Stored data entries:
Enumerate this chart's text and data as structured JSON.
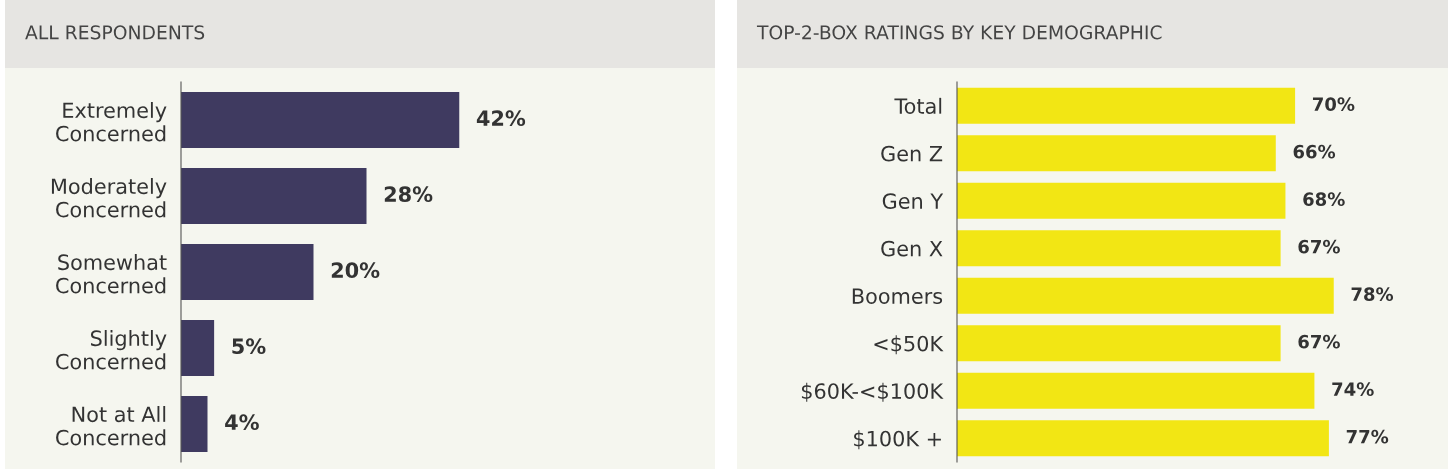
{
  "chart_data": [
    {
      "type": "bar",
      "orientation": "horizontal",
      "title": "ALL RESPONDENTS",
      "categories": [
        "Extremely\nConcerned",
        "Moderately\nConcerned",
        "Somewhat\nConcerned",
        "Slightly\nConcerned",
        "Not at All\nConcerned"
      ],
      "values": [
        42,
        28,
        20,
        5,
        4
      ],
      "color": "#3f3a60",
      "value_labels": [
        "42%",
        "28%",
        "20%",
        "5%",
        "4%"
      ],
      "tick_labels": "y",
      "grid": false,
      "legend": false
    },
    {
      "type": "bar",
      "orientation": "horizontal",
      "title": "TOP-2-BOX RATINGS BY KEY DEMOGRAPHIC",
      "categories": [
        "Total",
        "Gen Z",
        "Gen Y",
        "Gen X",
        "Boomers",
        "<$50K",
        "$60K-<$100K",
        "$100K +"
      ],
      "values": [
        70,
        66,
        68,
        67,
        78,
        67,
        74,
        77
      ],
      "color": "#f2e614",
      "value_labels": [
        "70%",
        "66%",
        "68%",
        "67%",
        "78%",
        "67%",
        "74%",
        "77%"
      ],
      "tick_labels": "y",
      "grid": false,
      "legend": false
    }
  ]
}
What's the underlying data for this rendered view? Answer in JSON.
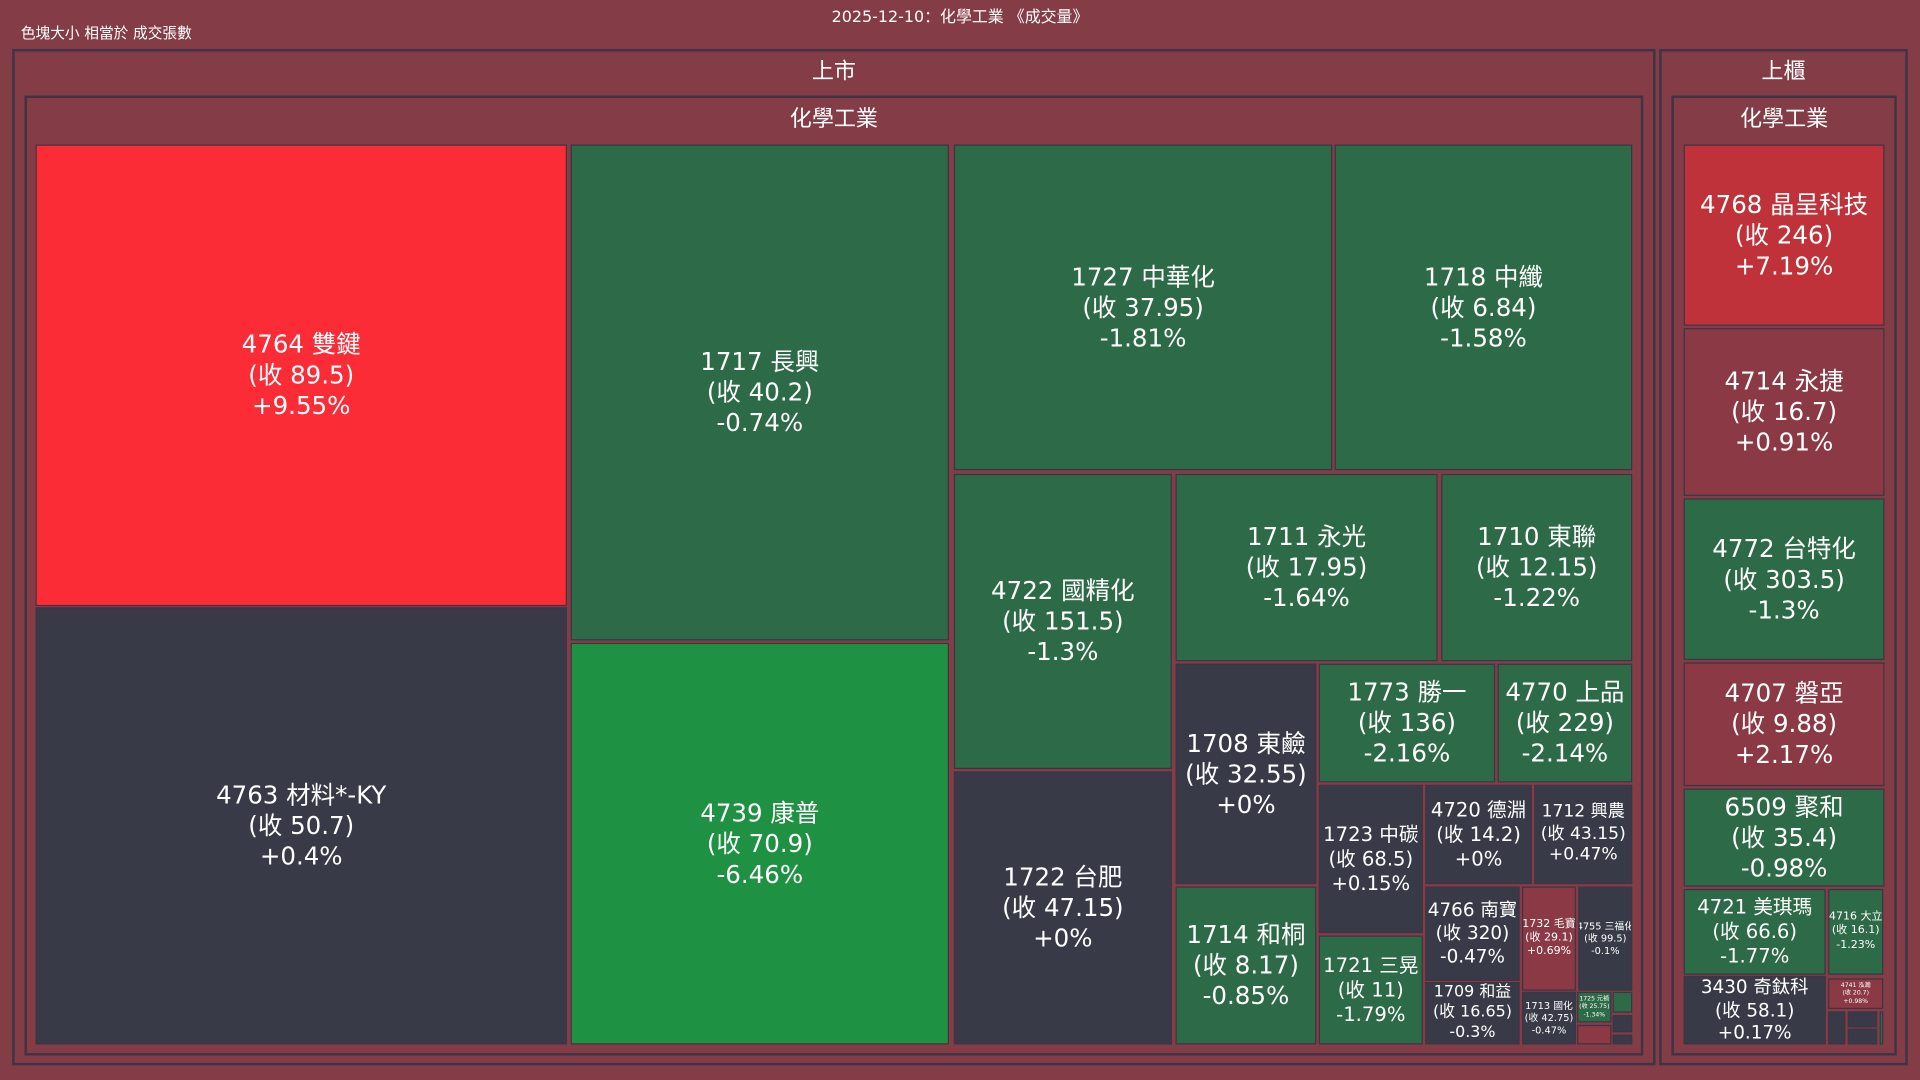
{
  "header": {
    "title": "2025-12-10：化學工業 《成交量》",
    "subtitle": "色塊大小 相當於 成交張數"
  },
  "colors": {
    "background": "#843c47",
    "border": "#3d3445",
    "red_strong": "#fb2c36",
    "red_mid": "#c0323a",
    "red_weak": "#8b3a45",
    "flat": "#383b47",
    "green_weak": "#2d6a47",
    "green_strong": "#1f9142"
  },
  "markets": [
    {
      "label": "上市",
      "sector": "化學工業",
      "tiles": [
        {
          "label": "4764 雙鍵",
          "close": "(收 89.5)",
          "change": "+9.55%",
          "color": "red_strong"
        },
        {
          "label": "4763 材料*-KY",
          "close": "(收 50.7)",
          "change": "+0.4%",
          "color": "flat"
        },
        {
          "label": "1717 長興",
          "close": "(收 40.2)",
          "change": "-0.74%",
          "color": "green_weak"
        },
        {
          "label": "4739 康普",
          "close": "(收 70.9)",
          "change": "-6.46%",
          "color": "green_strong"
        },
        {
          "label": "1727 中華化",
          "close": "(收 37.95)",
          "change": "-1.81%",
          "color": "green_weak"
        },
        {
          "label": "1718 中纖",
          "close": "(收 6.84)",
          "change": "-1.58%",
          "color": "green_weak"
        },
        {
          "label": "4722 國精化",
          "close": "(收 151.5)",
          "change": "-1.3%",
          "color": "green_weak"
        },
        {
          "label": "1722 台肥",
          "close": "(收 47.15)",
          "change": "+0%",
          "color": "flat"
        },
        {
          "label": "1711 永光",
          "close": "(收 17.95)",
          "change": "-1.64%",
          "color": "green_weak"
        },
        {
          "label": "1710 東聯",
          "close": "(收 12.15)",
          "change": "-1.22%",
          "color": "green_weak"
        },
        {
          "label": "1708 東鹼",
          "close": "(收 32.55)",
          "change": "+0%",
          "color": "flat"
        },
        {
          "label": "1714 和桐",
          "close": "(收 8.17)",
          "change": "-0.85%",
          "color": "green_weak"
        },
        {
          "label": "1773 勝一",
          "close": "(收 136)",
          "change": "-2.16%",
          "color": "green_weak"
        },
        {
          "label": "4770 上品",
          "close": "(收 229)",
          "change": "-2.14%",
          "color": "green_weak"
        },
        {
          "label": "1723 中碳",
          "close": "(收 68.5)",
          "change": "+0.15%",
          "color": "flat"
        },
        {
          "label": "1721 三晃",
          "close": "(收 11)",
          "change": "-1.79%",
          "color": "green_weak"
        },
        {
          "label": "4720 德淵",
          "close": "(收 14.2)",
          "change": "+0%",
          "color": "flat"
        },
        {
          "label": "1712 興農",
          "close": "(收 43.15)",
          "change": "+0.47%",
          "color": "flat"
        },
        {
          "label": "4766 南寶",
          "close": "(收 320)",
          "change": "-0.47%",
          "color": "flat"
        },
        {
          "label": "1709 和益",
          "close": "(收 16.65)",
          "change": "-0.3%",
          "color": "flat"
        },
        {
          "label": "1732 毛寶",
          "close": "(收 29.1)",
          "change": "+0.69%",
          "color": "red_weak"
        },
        {
          "label": "4755 三福化",
          "close": "(收 99.5)",
          "change": "-0.1%",
          "color": "flat"
        },
        {
          "label": "1713 國化",
          "close": "(收 42.75)",
          "change": "-0.47%",
          "color": "flat"
        },
        {
          "label": "1725 元禎",
          "close": "(收 25.75)",
          "change": "-1.34%",
          "color": "green_weak"
        },
        {
          "label": "",
          "close": "",
          "change": "",
          "color": "red_weak"
        },
        {
          "label": "",
          "close": "",
          "change": "",
          "color": "green_weak"
        },
        {
          "label": "",
          "close": "",
          "change": "",
          "color": "flat"
        },
        {
          "label": "",
          "close": "",
          "change": "",
          "color": "flat"
        }
      ]
    },
    {
      "label": "上櫃",
      "sector": "化學工業",
      "tiles": [
        {
          "label": "4768 晶呈科技",
          "close": "(收 246)",
          "change": "+7.19%",
          "color": "red_mid"
        },
        {
          "label": "4714 永捷",
          "close": "(收 16.7)",
          "change": "+0.91%",
          "color": "red_weak"
        },
        {
          "label": "4772 台特化",
          "close": "(收 303.5)",
          "change": "-1.3%",
          "color": "green_weak"
        },
        {
          "label": "4707 磐亞",
          "close": "(收 9.88)",
          "change": "+2.17%",
          "color": "red_weak"
        },
        {
          "label": "6509 聚和",
          "close": "(收 35.4)",
          "change": "-0.98%",
          "color": "green_weak"
        },
        {
          "label": "4721 美琪瑪",
          "close": "(收 66.6)",
          "change": "-1.77%",
          "color": "green_weak"
        },
        {
          "label": "4716 大立",
          "close": "(收 16.1)",
          "change": "-1.23%",
          "color": "green_weak"
        },
        {
          "label": "3430 奇鈦科",
          "close": "(收 58.1)",
          "change": "+0.17%",
          "color": "flat"
        },
        {
          "label": "4741 泓瀚",
          "close": "(收 20.7)",
          "change": "+0.98%",
          "color": "red_weak"
        },
        {
          "label": "",
          "close": "",
          "change": "",
          "color": "flat"
        },
        {
          "label": "",
          "close": "",
          "change": "",
          "color": "flat"
        },
        {
          "label": "",
          "close": "",
          "change": "",
          "color": "flat"
        },
        {
          "label": "",
          "close": "",
          "change": "",
          "color": "green_weak"
        }
      ]
    }
  ]
}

- What is asked -
Look for "JSON" and pull out every line that has it.

- Complete response -
Enumerate this chart's text and data as structured JSON.
What's the underlying data for this rendered view? Answer in JSON.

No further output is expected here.